**Directions for this task**
Output the entries verbatim, including every line.

Stored entries
▬▬▬
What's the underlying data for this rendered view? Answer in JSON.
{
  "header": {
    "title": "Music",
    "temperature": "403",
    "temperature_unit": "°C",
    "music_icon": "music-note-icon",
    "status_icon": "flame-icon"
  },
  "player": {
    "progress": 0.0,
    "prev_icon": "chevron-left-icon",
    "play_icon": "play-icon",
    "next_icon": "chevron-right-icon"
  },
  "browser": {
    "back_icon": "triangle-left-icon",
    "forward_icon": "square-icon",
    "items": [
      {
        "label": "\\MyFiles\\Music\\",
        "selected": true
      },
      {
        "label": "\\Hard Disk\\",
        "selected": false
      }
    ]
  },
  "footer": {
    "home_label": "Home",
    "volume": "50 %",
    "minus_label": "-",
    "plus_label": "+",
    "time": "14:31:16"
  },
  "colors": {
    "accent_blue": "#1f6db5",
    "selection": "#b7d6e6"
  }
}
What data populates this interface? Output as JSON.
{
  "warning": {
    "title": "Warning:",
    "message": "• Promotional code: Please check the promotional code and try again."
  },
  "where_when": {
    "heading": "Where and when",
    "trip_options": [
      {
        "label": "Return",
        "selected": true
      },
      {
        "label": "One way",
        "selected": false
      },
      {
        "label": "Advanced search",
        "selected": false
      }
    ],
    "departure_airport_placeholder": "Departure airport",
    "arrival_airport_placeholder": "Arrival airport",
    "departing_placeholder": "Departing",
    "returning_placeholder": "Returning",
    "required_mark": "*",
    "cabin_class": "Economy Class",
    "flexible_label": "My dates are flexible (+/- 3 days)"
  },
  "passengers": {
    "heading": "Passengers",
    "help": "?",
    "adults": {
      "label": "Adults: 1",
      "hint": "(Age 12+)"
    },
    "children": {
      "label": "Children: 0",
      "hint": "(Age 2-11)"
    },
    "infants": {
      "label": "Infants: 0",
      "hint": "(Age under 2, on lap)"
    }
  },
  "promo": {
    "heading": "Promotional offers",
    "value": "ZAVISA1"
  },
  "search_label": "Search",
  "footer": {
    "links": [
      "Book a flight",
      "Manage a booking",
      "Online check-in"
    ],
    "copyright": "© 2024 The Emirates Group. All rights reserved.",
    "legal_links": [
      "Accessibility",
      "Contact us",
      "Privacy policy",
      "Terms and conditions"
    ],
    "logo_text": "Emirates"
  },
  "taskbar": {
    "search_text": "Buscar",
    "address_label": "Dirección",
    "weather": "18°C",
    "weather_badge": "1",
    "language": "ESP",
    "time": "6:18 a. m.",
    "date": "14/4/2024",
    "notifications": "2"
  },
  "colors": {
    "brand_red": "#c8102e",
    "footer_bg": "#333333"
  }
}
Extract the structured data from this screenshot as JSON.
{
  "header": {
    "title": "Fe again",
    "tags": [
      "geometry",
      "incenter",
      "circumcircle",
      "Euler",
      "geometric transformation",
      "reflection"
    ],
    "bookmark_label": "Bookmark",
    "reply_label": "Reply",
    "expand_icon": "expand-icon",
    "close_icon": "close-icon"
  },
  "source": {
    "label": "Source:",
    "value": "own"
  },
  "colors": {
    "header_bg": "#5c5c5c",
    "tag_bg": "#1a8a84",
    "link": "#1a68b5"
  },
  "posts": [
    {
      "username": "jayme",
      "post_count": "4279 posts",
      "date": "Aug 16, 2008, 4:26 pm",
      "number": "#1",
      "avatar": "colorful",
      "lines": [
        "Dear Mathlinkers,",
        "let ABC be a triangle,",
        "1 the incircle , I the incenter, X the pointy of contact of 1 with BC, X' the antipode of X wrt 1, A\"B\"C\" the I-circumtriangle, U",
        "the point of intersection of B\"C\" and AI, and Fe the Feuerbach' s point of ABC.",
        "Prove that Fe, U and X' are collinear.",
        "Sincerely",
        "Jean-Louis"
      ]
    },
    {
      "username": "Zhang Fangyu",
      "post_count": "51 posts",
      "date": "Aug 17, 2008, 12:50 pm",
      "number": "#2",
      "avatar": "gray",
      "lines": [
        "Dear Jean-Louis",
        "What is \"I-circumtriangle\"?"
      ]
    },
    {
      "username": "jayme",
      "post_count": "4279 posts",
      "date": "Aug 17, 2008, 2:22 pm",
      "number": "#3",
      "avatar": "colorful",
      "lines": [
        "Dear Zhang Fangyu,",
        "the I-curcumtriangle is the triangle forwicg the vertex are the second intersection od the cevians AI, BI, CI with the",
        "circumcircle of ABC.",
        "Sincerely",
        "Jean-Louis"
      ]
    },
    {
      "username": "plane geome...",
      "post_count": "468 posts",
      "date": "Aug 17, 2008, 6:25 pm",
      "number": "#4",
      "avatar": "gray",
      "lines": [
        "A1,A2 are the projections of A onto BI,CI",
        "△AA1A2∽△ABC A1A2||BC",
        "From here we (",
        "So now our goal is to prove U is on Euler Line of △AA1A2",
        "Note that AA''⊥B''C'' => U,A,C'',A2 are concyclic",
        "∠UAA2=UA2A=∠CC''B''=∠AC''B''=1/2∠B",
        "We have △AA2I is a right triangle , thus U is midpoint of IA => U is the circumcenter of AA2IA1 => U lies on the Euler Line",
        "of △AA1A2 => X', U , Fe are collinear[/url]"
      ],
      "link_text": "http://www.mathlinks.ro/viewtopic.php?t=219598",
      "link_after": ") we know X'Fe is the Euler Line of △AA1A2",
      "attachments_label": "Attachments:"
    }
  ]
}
▬▬▬
**Reply to the task**
What's the underlying data for this rendered view? Answer in JSON.
{
  "header": {
    "title": "Music",
    "temperature": "403",
    "temperature_unit": "°C",
    "music_icon": "music-note-icon",
    "status_icon": "flame-icon"
  },
  "player": {
    "progress": 0.0,
    "prev_icon": "chevron-left-icon",
    "play_icon": "play-icon",
    "next_icon": "chevron-right-icon"
  },
  "browser": {
    "back_icon": "triangle-left-icon",
    "forward_icon": "square-icon",
    "items": [
      {
        "label": "\\MyFiles\\Music\\",
        "selected": true
      },
      {
        "label": "\\Hard Disk\\",
        "selected": false
      }
    ]
  },
  "footer": {
    "home_label": "Home",
    "volume": "50 %",
    "minus_label": "-",
    "plus_label": "+",
    "time": "14:31:16"
  },
  "colors": {
    "accent_blue": "#1f6db5",
    "selection": "#b7d6e6"
  }
}
What data populates this interface? Output as JSON.
{
  "warning": {
    "title": "Warning:",
    "message": "• Promotional code: Please check the promotional code and try again."
  },
  "where_when": {
    "heading": "Where and when",
    "trip_options": [
      {
        "label": "Return",
        "selected": true
      },
      {
        "label": "One way",
        "selected": false
      },
      {
        "label": "Advanced search",
        "selected": false
      }
    ],
    "departure_airport_placeholder": "Departure airport",
    "arrival_airport_placeholder": "Arrival airport",
    "departing_placeholder": "Departing",
    "returning_placeholder": "Returning",
    "required_mark": "*",
    "cabin_class": "Economy Class",
    "flexible_label": "My dates are flexible (+/- 3 days)"
  },
  "passengers": {
    "heading": "Passengers",
    "help": "?",
    "adults": {
      "label": "Adults: 1",
      "hint": "(Age 12+)"
    },
    "children": {
      "label": "Children: 0",
      "hint": "(Age 2-11)"
    },
    "infants": {
      "label": "Infants: 0",
      "hint": "(Age under 2, on lap)"
    }
  },
  "promo": {
    "heading": "Promotional offers",
    "value": "ZAVISA1"
  },
  "search_label": "Search",
  "footer": {
    "links": [
      "Book a flight",
      "Manage a booking",
      "Online check-in"
    ],
    "copyright": "© 2024 The Emirates Group. All rights reserved.",
    "legal_links": [
      "Accessibility",
      "Contact us",
      "Privacy policy",
      "Terms and conditions"
    ],
    "logo_text": "Emirates"
  },
  "taskbar": {
    "search_text": "Buscar",
    "address_label": "Dirección",
    "weather": "18°C",
    "weather_badge": "1",
    "language": "ESP",
    "time": "6:18 a. m.",
    "date": "14/4/2024",
    "notifications": "2"
  },
  "colors": {
    "brand_red": "#c8102e",
    "footer_bg": "#333333"
  }
}
Extract the structured data from this screenshot as JSON.
{
  "header": {
    "title": "Fe again",
    "tags": [
      "geometry",
      "incenter",
      "circumcircle",
      "Euler",
      "geometric transformation",
      "reflection"
    ],
    "bookmark_label": "Bookmark",
    "reply_label": "Reply",
    "expand_icon": "expand-icon",
    "close_icon": "close-icon"
  },
  "source": {
    "label": "Source:",
    "value": "own"
  },
  "colors": {
    "header_bg": "#5c5c5c",
    "tag_bg": "#1a8a84",
    "link": "#1a68b5"
  },
  "posts": [
    {
      "username": "jayme",
      "post_count": "4279 posts",
      "date": "Aug 16, 2008, 4:26 pm",
      "number": "#1",
      "avatar": "colorful",
      "lines": [
        "Dear Mathlinkers,",
        "let ABC be a triangle,",
        "1 the incircle , I the incenter, X the pointy of contact of 1 with BC, X' the antipode of X wrt 1, A\"B\"C\" the I-circumtriangle, U",
        "the point of intersection of B\"C\" and AI, and Fe the Feuerbach' s point of ABC.",
        "Prove that Fe, U and X' are collinear.",
        "Sincerely",
        "Jean-Louis"
      ]
    },
    {
      "username": "Zhang Fangyu",
      "post_count": "51 posts",
      "date": "Aug 17, 2008, 12:50 pm",
      "number": "#2",
      "avatar": "gray",
      "lines": [
        "Dear Jean-Louis",
        "What is \"I-circumtriangle\"?"
      ]
    },
    {
      "username": "jayme",
      "post_count": "4279 posts",
      "date": "Aug 17, 2008, 2:22 pm",
      "number": "#3",
      "avatar": "colorful",
      "lines": [
        "Dear Zhang Fangyu,",
        "the I-curcumtriangle is the triangle forwicg the vertex are the second intersection od the cevians AI, BI, CI with the",
        "circumcircle of ABC.",
        "Sincerely",
        "Jean-Louis"
      ]
    },
    {
      "username": "plane geome...",
      "post_count": "468 posts",
      "date": "Aug 17, 2008, 6:25 pm",
      "number": "#4",
      "avatar": "gray",
      "lines": [
        "A1,A2 are the projections of A onto BI,CI",
        "△AA1A2∽△ABC A1A2||BC",
        "From here we (",
        "So now our goal is to prove U is on Euler Line of △AA1A2",
        "Note that AA''⊥B''C'' => U,A,C'',A2 are concyclic",
        "∠UAA2=UA2A=∠CC''B''=∠AC''B''=1/2∠B",
        "We have △AA2I is a right triangle , thus U is midpoint of IA => U is the circumcenter of AA2IA1 => U lies on the Euler Line",
        "of △AA1A2 => X', U , Fe are collinear[/url]"
      ],
      "link_text": "http://www.mathlinks.ro/viewtopic.php?t=219598",
      "link_after": ") we know X'Fe is the Euler Line of △AA1A2",
      "attachments_label": "Attachments:"
    }
  ]
}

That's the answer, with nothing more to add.